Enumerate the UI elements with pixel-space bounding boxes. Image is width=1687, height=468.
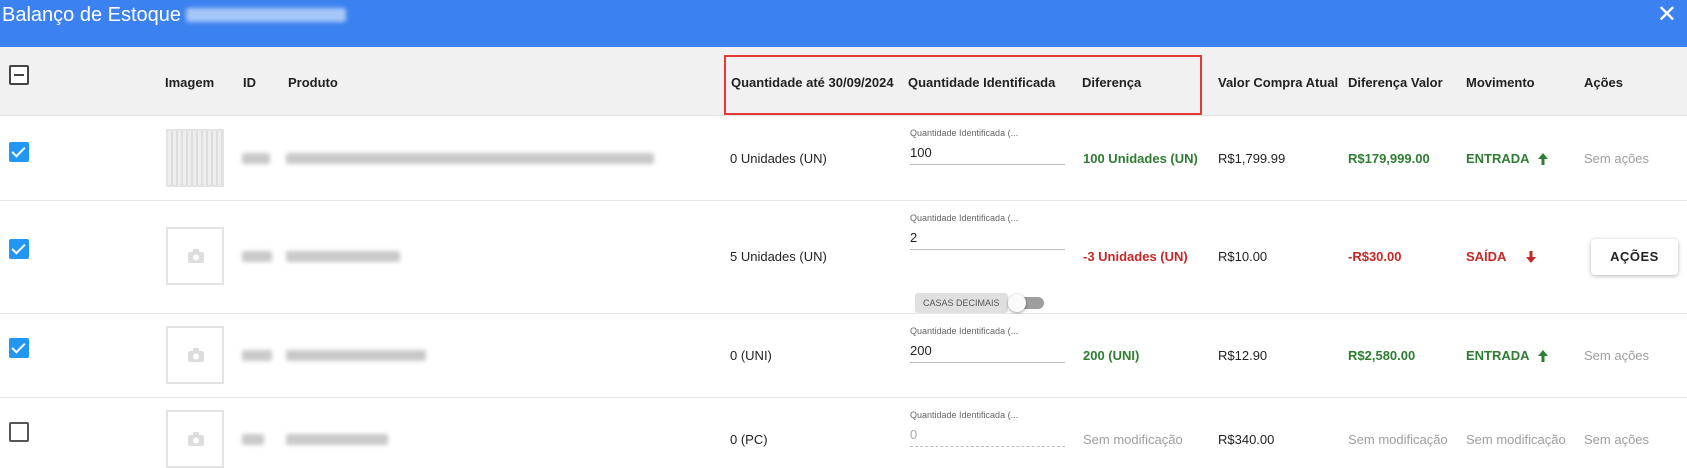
movimento-value: Sem modificação: [1466, 432, 1566, 447]
header-diferenca-valor: Diferença Valor: [1348, 75, 1443, 90]
quantidade-value: 0 Unidades (UN): [730, 151, 827, 166]
select-all-checkbox[interactable]: [9, 65, 29, 85]
qty-field-label: Quantidade Identificada (...: [910, 410, 1019, 420]
header-produto: Produto: [288, 75, 338, 90]
header-diferenca: Diferença: [1082, 75, 1142, 90]
casas-decimais-toggle[interactable]: [1008, 294, 1044, 312]
redacted-id: [242, 350, 272, 361]
acoes-text: Sem ações: [1584, 432, 1650, 447]
row-checkbox[interactable]: [9, 338, 29, 358]
product-image-placeholder: [166, 410, 224, 468]
dialog-titlebar: Balanço de Estoque ✕: [0, 0, 1687, 47]
arrow-up-icon: [1538, 350, 1548, 362]
table-header: Imagem ID Produto Quantidade até 30/09/2…: [0, 47, 1687, 116]
close-icon[interactable]: ✕: [1657, 3, 1677, 27]
camera-icon: [188, 249, 204, 263]
redacted-product-name: [286, 434, 388, 445]
valor-compra-value: R$10.00: [1218, 249, 1268, 264]
redacted-id: [242, 434, 264, 445]
product-image-placeholder: [166, 326, 224, 384]
redacted-product-name: [286, 350, 426, 361]
diferenca-valor-value: Sem modificação: [1348, 432, 1448, 447]
redacted-id: [242, 251, 272, 262]
diferenca-value: -3 Unidades (UN): [1083, 249, 1188, 264]
redacted-subtitle: [186, 8, 346, 22]
diferenca-valor-value: -R$30.00: [1348, 249, 1402, 264]
diferenca-valor-value: R$179,999.00: [1348, 151, 1430, 166]
quantidade-value: 5 Unidades (UN): [730, 249, 827, 264]
table-row: 5 Unidades (UN) Quantidade Identificada …: [0, 201, 1687, 314]
row-checkbox[interactable]: [9, 239, 29, 259]
header-id: ID: [243, 75, 256, 90]
table-row: 0 (UNI) Quantidade Identificada (... 200…: [0, 314, 1687, 398]
arrow-up-icon: [1538, 153, 1548, 165]
table-row: 0 Unidades (UN) Quantidade Identificada …: [0, 116, 1687, 201]
valor-compra-value: R$1,799.99: [1218, 151, 1286, 166]
header-imagem: Imagem: [165, 75, 215, 90]
acoes-text: Sem ações: [1584, 348, 1650, 363]
quantidade-identificada-input[interactable]: [910, 225, 1065, 250]
quantidade-identificada-input[interactable]: [910, 422, 1065, 447]
redacted-product-name: [286, 153, 654, 164]
arrow-down-icon: [1526, 251, 1536, 263]
header-quantidade-identificada: Quantidade Identificada: [908, 75, 1056, 90]
qty-field-label: Quantidade Identificada (...: [910, 128, 1019, 138]
header-quantidade-ate: Quantidade até 30/09/2024: [731, 75, 894, 90]
quantidade-identificada-input[interactable]: [910, 338, 1065, 363]
product-image-placeholder: [166, 227, 224, 285]
acoes-button[interactable]: AÇÕES: [1591, 239, 1678, 275]
quantidade-value: 0 (UNI): [730, 348, 772, 363]
camera-icon: [188, 348, 204, 362]
redacted-id: [242, 153, 270, 164]
row-checkbox[interactable]: [9, 422, 29, 442]
quantidade-value: 0 (PC): [730, 432, 768, 447]
row-checkbox[interactable]: [9, 142, 29, 162]
product-image: [166, 129, 224, 187]
diferenca-value: Sem modificação: [1083, 432, 1183, 447]
diferenca-value: 200 (UNI): [1083, 348, 1140, 363]
movimento-value: ENTRADA: [1466, 151, 1530, 166]
valor-compra-value: R$340.00: [1218, 432, 1275, 447]
header-valor-compra: Valor Compra Atual: [1218, 75, 1339, 90]
movimento-value: ENTRADA: [1466, 348, 1530, 363]
dialog-title: Balanço de Estoque: [2, 4, 182, 26]
valor-compra-value: R$12.90: [1218, 348, 1268, 363]
table-row: 0 (PC) Quantidade Identificada (... Sem …: [0, 398, 1687, 468]
header-acoes: Ações: [1584, 75, 1624, 90]
diferenca-value: 100 Unidades (UN): [1083, 151, 1198, 166]
redacted-product-name: [286, 251, 400, 262]
qty-field-label: Quantidade Identificada (...: [910, 213, 1019, 223]
diferenca-valor-value: R$2,580.00: [1348, 348, 1416, 363]
camera-icon: [188, 432, 204, 446]
acoes-text: Sem ações: [1584, 151, 1650, 166]
header-movimento: Movimento: [1466, 75, 1535, 90]
qty-field-label: Quantidade Identificada (...: [910, 326, 1019, 336]
casas-decimais-chip: CASAS DECIMAIS: [915, 293, 1008, 313]
movimento-value: SAÍDA: [1466, 249, 1507, 264]
quantidade-identificada-input[interactable]: [910, 140, 1065, 165]
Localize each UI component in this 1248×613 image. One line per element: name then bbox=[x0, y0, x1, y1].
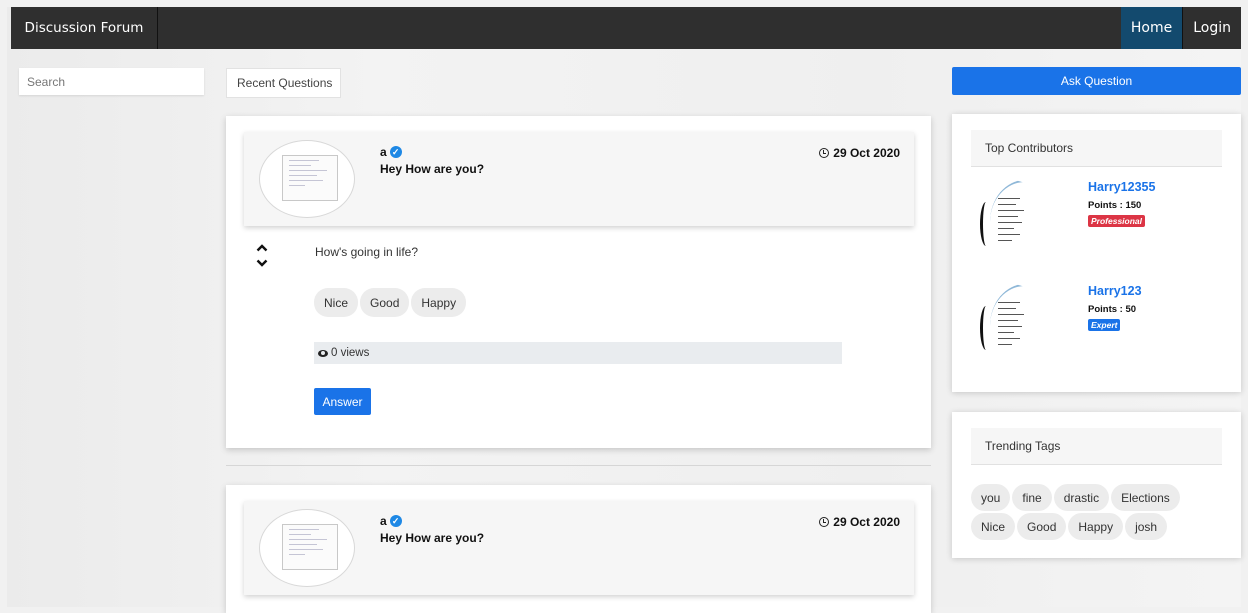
tag-chip[interactable]: Elections bbox=[1111, 484, 1180, 511]
question-card: a ✓ Hey How are you? 29 Oct 2020 How's g… bbox=[226, 116, 931, 448]
question-header: a ✓ Hey How are you? 29 Oct 2020 bbox=[244, 501, 914, 595]
author-row: a ✓ bbox=[380, 514, 402, 528]
top-contributors-card: Top Contributors Harry12355 Points : 150… bbox=[952, 114, 1241, 392]
question-tags: Nice Good Happy bbox=[314, 288, 467, 317]
avatar-image bbox=[282, 524, 338, 570]
tag-chip[interactable]: you bbox=[971, 484, 1011, 511]
question-card: a ✓ Hey How are you? 29 Oct 2020 bbox=[226, 485, 931, 613]
tag-chip[interactable]: josh bbox=[1125, 513, 1168, 540]
rank-badge: Expert bbox=[1088, 319, 1121, 331]
top-contributors-title: Top Contributors bbox=[971, 130, 1222, 167]
views-counter: 0 views bbox=[314, 342, 842, 364]
question-date: 29 Oct 2020 bbox=[819, 146, 900, 160]
contributor-points: Points : 150 bbox=[1088, 200, 1142, 211]
trending-tags-card: Trending Tags you fine drastic Elections… bbox=[952, 412, 1241, 558]
contributor-name[interactable]: Harry123 bbox=[1088, 284, 1142, 298]
eye-icon bbox=[318, 349, 328, 357]
contributor-item: Harry12355 Points : 150 Professional bbox=[976, 180, 1216, 270]
author-row: a ✓ bbox=[380, 145, 402, 159]
contributor-name[interactable]: Harry12355 bbox=[1088, 180, 1155, 194]
navbar: Discussion Forum Home Login bbox=[11, 7, 1241, 49]
tag-chip[interactable]: Nice bbox=[314, 288, 359, 317]
date-text: 29 Oct 2020 bbox=[833, 146, 900, 160]
tag-chip[interactable]: Good bbox=[360, 288, 410, 317]
brand-link[interactable]: Discussion Forum bbox=[11, 7, 158, 49]
clock-icon bbox=[819, 148, 830, 158]
author-name[interactable]: a bbox=[380, 145, 387, 159]
tag-chip[interactable]: Happy bbox=[411, 288, 467, 317]
contributor-avatar[interactable] bbox=[976, 180, 1046, 264]
nav-login-link[interactable]: Login bbox=[1183, 7, 1241, 49]
contributor-points: Points : 50 bbox=[1088, 304, 1137, 315]
question-title[interactable]: Hey How are you? bbox=[380, 162, 484, 176]
nav-links: Home Login bbox=[1120, 7, 1241, 49]
trending-tags-title: Trending Tags bbox=[971, 428, 1222, 465]
section-divider bbox=[226, 465, 931, 466]
tag-chip[interactable]: drastic bbox=[1053, 484, 1110, 511]
downvote-chevron-down-icon[interactable] bbox=[256, 259, 272, 268]
verified-check-icon: ✓ bbox=[389, 515, 402, 527]
upvote-chevron-up-icon[interactable] bbox=[256, 243, 272, 252]
author-avatar[interactable] bbox=[259, 140, 355, 218]
ask-question-button[interactable]: Ask Question bbox=[952, 67, 1241, 95]
verified-check-icon: ✓ bbox=[389, 146, 402, 158]
contributor-avatar[interactable] bbox=[976, 284, 1046, 368]
author-name[interactable]: a bbox=[380, 514, 387, 528]
contributor-item: Harry123 Points : 50 Expert bbox=[976, 284, 1216, 374]
nav-home-link[interactable]: Home bbox=[1120, 7, 1183, 49]
rank-badge: Professional bbox=[1088, 215, 1146, 227]
tag-chip[interactable]: Nice bbox=[971, 513, 1016, 540]
search-input[interactable] bbox=[19, 68, 204, 95]
tab-recent-questions[interactable]: Recent Questions bbox=[226, 68, 341, 98]
clock-icon bbox=[819, 517, 830, 527]
avatar-image bbox=[282, 155, 338, 201]
question-body: How's going in life? bbox=[315, 245, 419, 259]
answer-button[interactable]: Answer bbox=[314, 388, 371, 415]
question-title[interactable]: Hey How are you? bbox=[380, 531, 484, 545]
tag-chip[interactable]: fine bbox=[1012, 484, 1052, 511]
tag-chip[interactable]: Good bbox=[1017, 513, 1067, 540]
question-date: 29 Oct 2020 bbox=[819, 515, 900, 529]
date-text: 29 Oct 2020 bbox=[833, 515, 900, 529]
trending-tags-list: you fine drastic Elections Nice Good Hap… bbox=[971, 484, 1222, 540]
tag-chip[interactable]: Happy bbox=[1068, 513, 1124, 540]
author-avatar[interactable] bbox=[259, 509, 355, 587]
question-header: a ✓ Hey How are you? 29 Oct 2020 bbox=[244, 132, 914, 226]
views-text: 0 views bbox=[331, 347, 370, 359]
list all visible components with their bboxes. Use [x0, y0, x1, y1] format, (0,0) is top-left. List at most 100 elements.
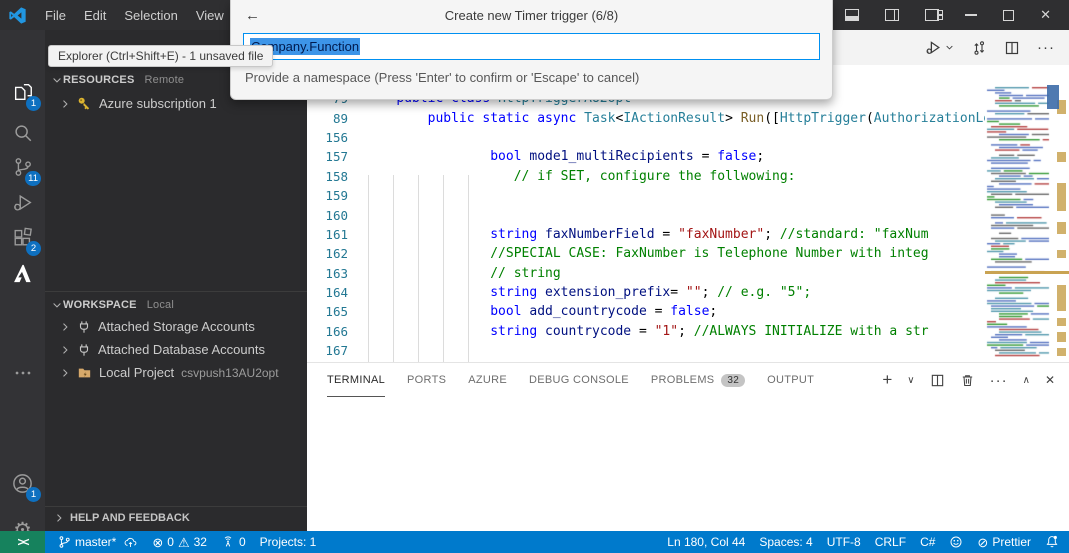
code-line-156: 156 — [307, 128, 985, 147]
code-line-89: 89 public static async Task<IActionResul… — [307, 108, 985, 127]
bell-icon — [1045, 535, 1059, 549]
minimap[interactable] — [985, 85, 1053, 357]
panel-tab-terminal[interactable]: TERMINAL — [327, 363, 385, 397]
projects-status[interactable]: Projects: 1 — [253, 531, 324, 553]
panel-tab-problems[interactable]: PROBLEMS32 — [651, 363, 745, 397]
ports-count: 0 — [239, 535, 246, 549]
eol-text: CRLF — [875, 535, 906, 549]
code-line-160: 160 — [307, 205, 985, 224]
formatter-status[interactable]: ⊘ Prettier — [970, 531, 1038, 553]
help-feedback-section-header[interactable]: HELP AND FEEDBACK — [45, 506, 307, 529]
language-text: C# — [920, 535, 935, 549]
split-panel-icon[interactable] — [930, 373, 945, 388]
dialog-hint: Provide a namespace (Press 'Enter' to co… — [231, 60, 832, 85]
chevron-down-icon — [945, 43, 954, 52]
panel-tab-debug-console[interactable]: DEBUG CONSOLE — [529, 363, 629, 397]
indentation-status[interactable]: Spaces: 4 — [752, 531, 819, 553]
tree-item-label: Local Project — [99, 365, 174, 380]
activity-source-control[interactable]: 11 — [0, 150, 45, 184]
extensions-badge: 2 — [26, 241, 41, 256]
chevron-right-icon — [59, 367, 71, 379]
toggle-panel-icon[interactable] — [845, 9, 859, 21]
kill-terminal-trash-icon[interactable] — [960, 373, 975, 388]
new-terminal-icon[interactable]: + — [882, 370, 892, 390]
encoding-status[interactable]: UTF-8 — [820, 531, 868, 553]
code-line-167: 167 — [307, 341, 985, 360]
code-lines: 79 public class HttpTriggerAU2opt89 publ… — [307, 89, 985, 360]
publish-cloud-icon — [123, 536, 138, 549]
namespace-input[interactable]: Company.Function — [243, 33, 820, 60]
toggle-secondary-sidebar-icon[interactable] — [885, 9, 899, 21]
run-debug-icon — [12, 192, 34, 214]
tree-item-label: Attached Database Accounts — [98, 342, 265, 357]
activity-search[interactable] — [0, 116, 45, 150]
workspace-section-header[interactable]: WORKSPACE Local — [45, 291, 307, 315]
window-controls: ✕ — [805, 0, 1069, 30]
bottom-panel: TERMINAL PORTS AZURE DEBUG CONSOLE PROBLEMS3… — [307, 362, 1069, 531]
line-number: 167 — [307, 343, 357, 358]
close-window-button[interactable]: ✕ — [1040, 0, 1051, 30]
status-bar: >< master* ⊗ 0 ⚠ 32 0 Projects: 1 Ln 180… — [0, 531, 1069, 553]
tree-item-attached-storage-accounts[interactable]: Attached Storage Accounts — [45, 315, 307, 338]
code-text: // if SET, configure the follwowing: — [357, 169, 795, 184]
minimize-button[interactable] — [965, 14, 977, 15]
overview-ruler[interactable] — [1053, 65, 1069, 362]
projects-count: Projects: 1 — [260, 535, 317, 549]
notifications-bell[interactable] — [1038, 531, 1069, 553]
activity-accounts[interactable]: 1 — [0, 466, 45, 500]
customize-layout-icon[interactable] — [925, 9, 939, 21]
activity-bar: 11121⚙1 — [0, 30, 45, 531]
activity-explorer[interactable]: 1 — [0, 75, 45, 109]
cursor-position[interactable]: Ln 180, Col 44 — [660, 531, 752, 553]
line-number: 166 — [307, 324, 357, 339]
line-number: 157 — [307, 149, 357, 164]
menu-selection[interactable]: Selection — [115, 8, 186, 23]
maximize-panel-icon[interactable]: ∧ — [1023, 375, 1030, 386]
git-branch-status[interactable]: master* — [51, 531, 145, 553]
remote-indicator[interactable]: >< — [0, 531, 45, 553]
run-or-debug-button[interactable] — [925, 39, 954, 56]
tree-item-description: csvpush13AU2opt — [181, 366, 278, 380]
editor-area: ··· 79 public class HttpTriggerAU2opt89 … — [307, 30, 1069, 531]
terminal-dropdown-icon[interactable]: ∨ — [907, 375, 914, 386]
branch-name: master* — [75, 535, 116, 549]
menu-file[interactable]: File — [36, 8, 75, 23]
more-actions-icon[interactable]: ··· — [1037, 39, 1055, 56]
split-editor-icon[interactable] — [1004, 40, 1020, 56]
line-number: 160 — [307, 208, 357, 223]
chevron-right-icon — [59, 98, 71, 110]
plug-icon — [77, 343, 91, 357]
key-icon — [77, 96, 92, 111]
code-line-161: 161 string faxNumberField = "faxNumber";… — [307, 225, 985, 244]
open-changes-icon[interactable] — [971, 40, 987, 56]
back-arrow-icon[interactable]: ← — [245, 7, 260, 24]
maximize-button[interactable] — [1003, 10, 1014, 21]
menu-view[interactable]: View — [187, 8, 233, 23]
minimap-slider[interactable] — [1047, 85, 1059, 109]
formatter-name: Prettier — [992, 535, 1031, 549]
activity-azure[interactable] — [0, 256, 45, 290]
code-line-166: 166 string countrycode = "1"; //ALWAYS I… — [307, 322, 985, 341]
panel-tab-azure[interactable]: AZURE — [468, 363, 507, 397]
close-panel-icon[interactable]: ✕ — [1045, 373, 1055, 387]
plug-icon — [77, 320, 91, 334]
tree-item-local-project[interactable]: Local Project csvpush13AU2opt — [45, 361, 307, 384]
tree-item-attached-database-accounts[interactable]: Attached Database Accounts — [45, 338, 307, 361]
code-editor[interactable]: 79 public class HttpTriggerAU2opt89 publ… — [307, 65, 1069, 362]
menu-edit[interactable]: Edit — [75, 8, 115, 23]
feedback-smiley[interactable] — [942, 531, 970, 553]
indent-guide — [393, 175, 394, 362]
activity-extensions[interactable]: 2 — [0, 220, 45, 254]
panel-tab-ports[interactable]: PORTS — [407, 363, 446, 397]
ruler-mark — [1057, 250, 1066, 258]
help-feedback-label: HELP AND FEEDBACK — [70, 512, 190, 524]
ruler-mark — [1057, 183, 1066, 211]
eol-status[interactable]: CRLF — [868, 531, 913, 553]
panel-more-actions-icon[interactable]: ··· — [990, 372, 1008, 389]
panel-tab-output[interactable]: OUTPUT — [767, 363, 814, 397]
language-mode[interactable]: C# — [913, 531, 942, 553]
ports-status[interactable]: 0 — [214, 531, 253, 553]
activity-more[interactable] — [0, 356, 45, 390]
problems-status[interactable]: ⊗ 0 ⚠ 32 — [145, 531, 214, 553]
activity-run-debug[interactable] — [0, 186, 45, 220]
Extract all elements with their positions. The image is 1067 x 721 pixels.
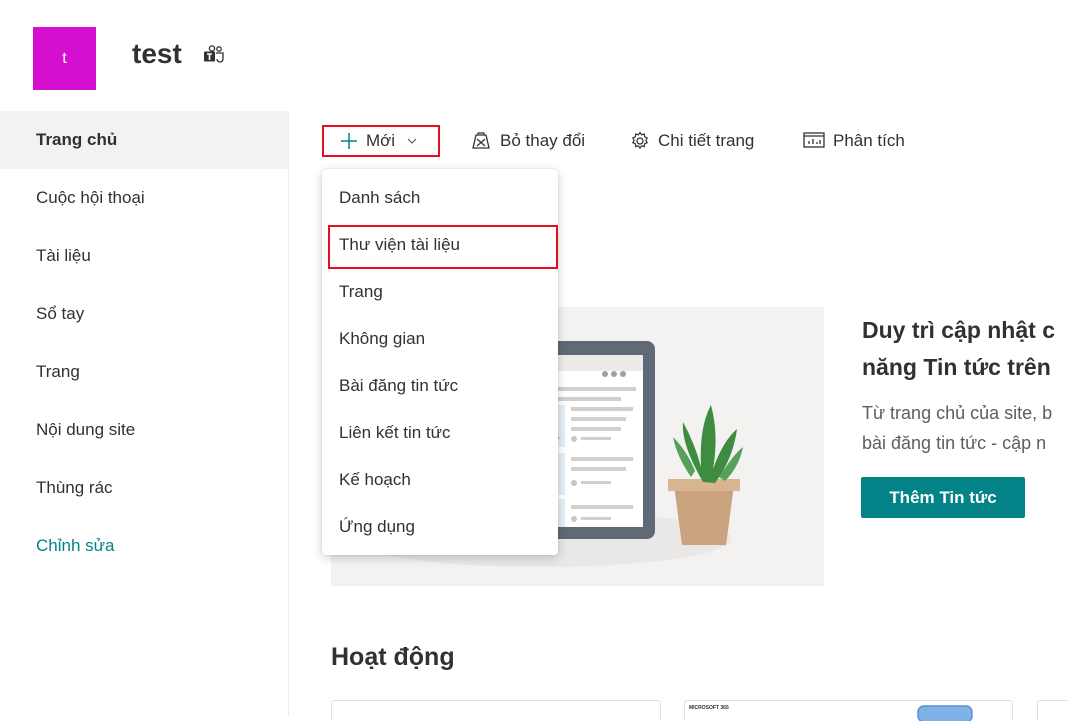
++++++
Transcribe the stretch of records from the line containing "movimento-value: Sem modificação: [1466, 432, 1566, 447]" through the line containing "valor-compra-value: R$10.00: [1218, 249, 1268, 264]", repeating each line exactly as it appears and including both of those lines.

- Solution to the exercise:
movimento-value: Sem modificação: [1466, 432, 1566, 447]
header-diferenca-valor: Diferença Valor: [1348, 75, 1443, 90]
quantidade-value: 0 Unidades (UN): [730, 151, 827, 166]
select-all-checkbox[interactable]: [9, 65, 29, 85]
qty-field-label: Quantidade Identificada (...: [910, 410, 1019, 420]
header-produto: Produto: [288, 75, 338, 90]
header-diferenca: Diferença: [1082, 75, 1142, 90]
casas-decimais-toggle[interactable]: [1008, 294, 1044, 312]
redacted-id: [242, 350, 272, 361]
acoes-text: Sem ações: [1584, 432, 1650, 447]
row-checkbox[interactable]: [9, 338, 29, 358]
product-image-placeholder: [166, 410, 224, 468]
dialog-titlebar: Balanço de Estoque ✕: [0, 0, 1687, 47]
arrow-up-icon: [1538, 350, 1548, 362]
table-header: Imagem ID Produto Quantidade até 30/09/2…: [0, 47, 1687, 116]
close-icon[interactable]: ✕: [1657, 3, 1677, 27]
camera-icon: [188, 249, 204, 263]
redacted-product-name: [286, 434, 388, 445]
valor-compra-value: R$10.00: [1218, 249, 1268, 264]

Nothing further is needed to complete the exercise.